═════ RECORDS PROVIDED ═════

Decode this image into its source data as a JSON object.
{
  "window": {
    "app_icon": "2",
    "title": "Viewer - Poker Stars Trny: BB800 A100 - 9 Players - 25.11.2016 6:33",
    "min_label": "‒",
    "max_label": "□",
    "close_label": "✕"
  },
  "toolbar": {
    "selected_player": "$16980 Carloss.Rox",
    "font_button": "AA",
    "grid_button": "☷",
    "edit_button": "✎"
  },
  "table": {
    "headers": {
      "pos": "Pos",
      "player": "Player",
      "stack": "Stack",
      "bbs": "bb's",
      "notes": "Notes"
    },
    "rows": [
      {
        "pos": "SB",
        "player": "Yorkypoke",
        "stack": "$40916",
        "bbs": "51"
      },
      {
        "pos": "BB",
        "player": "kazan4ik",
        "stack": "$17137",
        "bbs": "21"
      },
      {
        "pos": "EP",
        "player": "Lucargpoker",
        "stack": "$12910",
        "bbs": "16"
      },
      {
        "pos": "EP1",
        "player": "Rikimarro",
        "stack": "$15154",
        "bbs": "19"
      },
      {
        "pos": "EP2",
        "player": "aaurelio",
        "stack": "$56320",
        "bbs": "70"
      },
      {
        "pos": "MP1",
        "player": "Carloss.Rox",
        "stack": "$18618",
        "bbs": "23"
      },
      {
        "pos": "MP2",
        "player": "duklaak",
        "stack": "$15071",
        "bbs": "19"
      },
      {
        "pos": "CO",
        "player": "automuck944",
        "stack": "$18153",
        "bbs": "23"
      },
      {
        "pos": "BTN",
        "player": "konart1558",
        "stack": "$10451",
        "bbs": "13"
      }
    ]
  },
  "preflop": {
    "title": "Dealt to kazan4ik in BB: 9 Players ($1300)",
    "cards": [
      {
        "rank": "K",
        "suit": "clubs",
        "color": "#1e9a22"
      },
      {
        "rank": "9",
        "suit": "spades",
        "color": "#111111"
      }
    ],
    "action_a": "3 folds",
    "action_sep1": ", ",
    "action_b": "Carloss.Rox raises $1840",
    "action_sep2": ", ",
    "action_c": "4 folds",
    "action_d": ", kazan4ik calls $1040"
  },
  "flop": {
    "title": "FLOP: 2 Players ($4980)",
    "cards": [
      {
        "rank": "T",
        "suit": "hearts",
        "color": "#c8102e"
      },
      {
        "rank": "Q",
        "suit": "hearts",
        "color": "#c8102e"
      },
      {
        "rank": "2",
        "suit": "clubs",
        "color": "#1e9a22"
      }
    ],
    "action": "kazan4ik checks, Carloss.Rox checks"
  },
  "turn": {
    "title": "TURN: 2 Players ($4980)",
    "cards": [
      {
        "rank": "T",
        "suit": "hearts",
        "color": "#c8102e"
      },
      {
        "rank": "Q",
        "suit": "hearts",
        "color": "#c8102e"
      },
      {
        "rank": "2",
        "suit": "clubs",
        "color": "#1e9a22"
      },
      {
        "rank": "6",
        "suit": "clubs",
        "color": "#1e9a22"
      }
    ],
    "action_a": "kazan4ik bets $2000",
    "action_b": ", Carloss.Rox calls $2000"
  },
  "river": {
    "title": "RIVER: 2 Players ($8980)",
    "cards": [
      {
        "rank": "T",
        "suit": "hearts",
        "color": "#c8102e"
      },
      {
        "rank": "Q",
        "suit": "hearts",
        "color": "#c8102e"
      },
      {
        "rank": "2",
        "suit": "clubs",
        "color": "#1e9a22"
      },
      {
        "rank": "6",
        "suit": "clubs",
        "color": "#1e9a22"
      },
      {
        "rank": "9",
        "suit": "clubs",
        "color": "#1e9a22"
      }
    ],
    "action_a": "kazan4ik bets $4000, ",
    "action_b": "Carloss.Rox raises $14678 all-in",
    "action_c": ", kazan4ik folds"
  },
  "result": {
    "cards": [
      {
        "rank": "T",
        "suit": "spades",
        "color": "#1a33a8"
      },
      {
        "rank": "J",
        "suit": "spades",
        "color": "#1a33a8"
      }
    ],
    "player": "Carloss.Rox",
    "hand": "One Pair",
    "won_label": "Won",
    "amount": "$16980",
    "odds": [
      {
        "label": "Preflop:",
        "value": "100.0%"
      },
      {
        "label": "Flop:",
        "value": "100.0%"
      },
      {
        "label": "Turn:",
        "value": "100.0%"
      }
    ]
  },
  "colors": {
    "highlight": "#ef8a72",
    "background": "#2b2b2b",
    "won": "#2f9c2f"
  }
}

═════

■ OBJECTIVE:
Please quote the data above in full, with no line missing.

■ ANSWER TO THE PROBLEM:
Decode this image into its source data as a JSON object.
{
  "window": {
    "app_icon": "2",
    "title": "Viewer - Poker Stars Trny: BB800 A100 - 9 Players - 25.11.2016 6:33",
    "min_label": "‒",
    "max_label": "□",
    "close_label": "✕"
  },
  "toolbar": {
    "selected_player": "$16980 Carloss.Rox",
    "font_button": "AA",
    "grid_button": "☷",
    "edit_button": "✎"
  },
  "table": {
    "headers": {
      "pos": "Pos",
      "player": "Player",
      "stack": "Stack",
      "bbs": "bb's",
      "notes": "Notes"
    },
    "rows": [
      {
        "pos": "SB",
        "player": "Yorkypoke",
        "stack": "$40916",
        "bbs": "51"
      },
      {
        "pos": "BB",
        "player": "kazan4ik",
        "stack": "$17137",
        "bbs": "21"
      },
      {
        "pos": "EP",
        "player": "Lucargpoker",
        "stack": "$12910",
        "bbs": "16"
      },
      {
        "pos": "EP1",
        "player": "Rikimarro",
        "stack": "$15154",
        "bbs": "19"
      },
      {
        "pos": "EP2",
        "player": "aaurelio",
        "stack": "$56320",
        "bbs": "70"
      },
      {
        "pos": "MP1",
        "player": "Carloss.Rox",
        "stack": "$18618",
        "bbs": "23"
      },
      {
        "pos": "MP2",
        "player": "duklaak",
        "stack": "$15071",
        "bbs": "19"
      },
      {
        "pos": "CO",
        "player": "automuck944",
        "stack": "$18153",
        "bbs": "23"
      },
      {
        "pos": "BTN",
        "player": "konart1558",
        "stack": "$10451",
        "bbs": "13"
      }
    ]
  },
  "preflop": {
    "title": "Dealt to kazan4ik in BB: 9 Players ($1300)",
    "cards": [
      {
        "rank": "K",
        "suit": "clubs",
        "color": "#1e9a22"
      },
      {
        "rank": "9",
        "suit": "spades",
        "color": "#111111"
      }
    ],
    "action_a": "3 folds",
    "action_sep1": ", ",
    "action_b": "Carloss.Rox raises $1840",
    "action_sep2": ", ",
    "action_c": "4 folds",
    "action_d": ", kazan4ik calls $1040"
  },
  "flop": {
    "title": "FLOP: 2 Players ($4980)",
    "cards": [
      {
        "rank": "T",
        "suit": "hearts",
        "color": "#c8102e"
      },
      {
        "rank": "Q",
        "suit": "hearts",
        "color": "#c8102e"
      },
      {
        "rank": "2",
        "suit": "clubs",
        "color": "#1e9a22"
      }
    ],
    "action": "kazan4ik checks, Carloss.Rox checks"
  },
  "turn": {
    "title": "TURN: 2 Players ($4980)",
    "cards": [
      {
        "rank": "T",
        "suit": "hearts",
        "color": "#c8102e"
      },
      {
        "rank": "Q",
        "suit": "hearts",
        "color": "#c8102e"
      },
      {
        "rank": "2",
        "suit": "clubs",
        "color": "#1e9a22"
      },
      {
        "rank": "6",
        "suit": "clubs",
        "color": "#1e9a22"
      }
    ],
    "action_a": "kazan4ik bets $2000",
    "action_b": ", Carloss.Rox calls $2000"
  },
  "river": {
    "title": "RIVER: 2 Players ($8980)",
    "cards": [
      {
        "rank": "T",
        "suit": "hearts",
        "color": "#c8102e"
      },
      {
        "rank": "Q",
        "suit": "hearts",
        "color": "#c8102e"
      },
      {
        "rank": "2",
        "suit": "clubs",
        "color": "#1e9a22"
      },
      {
        "rank": "6",
        "suit": "clubs",
        "color": "#1e9a22"
      },
      {
        "rank": "9",
        "suit": "clubs",
        "color": "#1e9a22"
      }
    ],
    "action_a": "kazan4ik bets $4000, ",
    "action_b": "Carloss.Rox raises $14678 all-in",
    "action_c": ", kazan4ik folds"
  },
  "result": {
    "cards": [
      {
        "rank": "T",
        "suit": "spades",
        "color": "#1a33a8"
      },
      {
        "rank": "J",
        "suit": "spades",
        "color": "#1a33a8"
      }
    ],
    "player": "Carloss.Rox",
    "hand": "One Pair",
    "won_label": "Won",
    "amount": "$16980",
    "odds": [
      {
        "label": "Preflop:",
        "value": "100.0%"
      },
      {
        "label": "Flop:",
        "value": "100.0%"
      },
      {
        "label": "Turn:",
        "value": "100.0%"
      }
    ]
  },
  "colors": {
    "highlight": "#ef8a72",
    "background": "#2b2b2b",
    "won": "#2f9c2f"
  }
}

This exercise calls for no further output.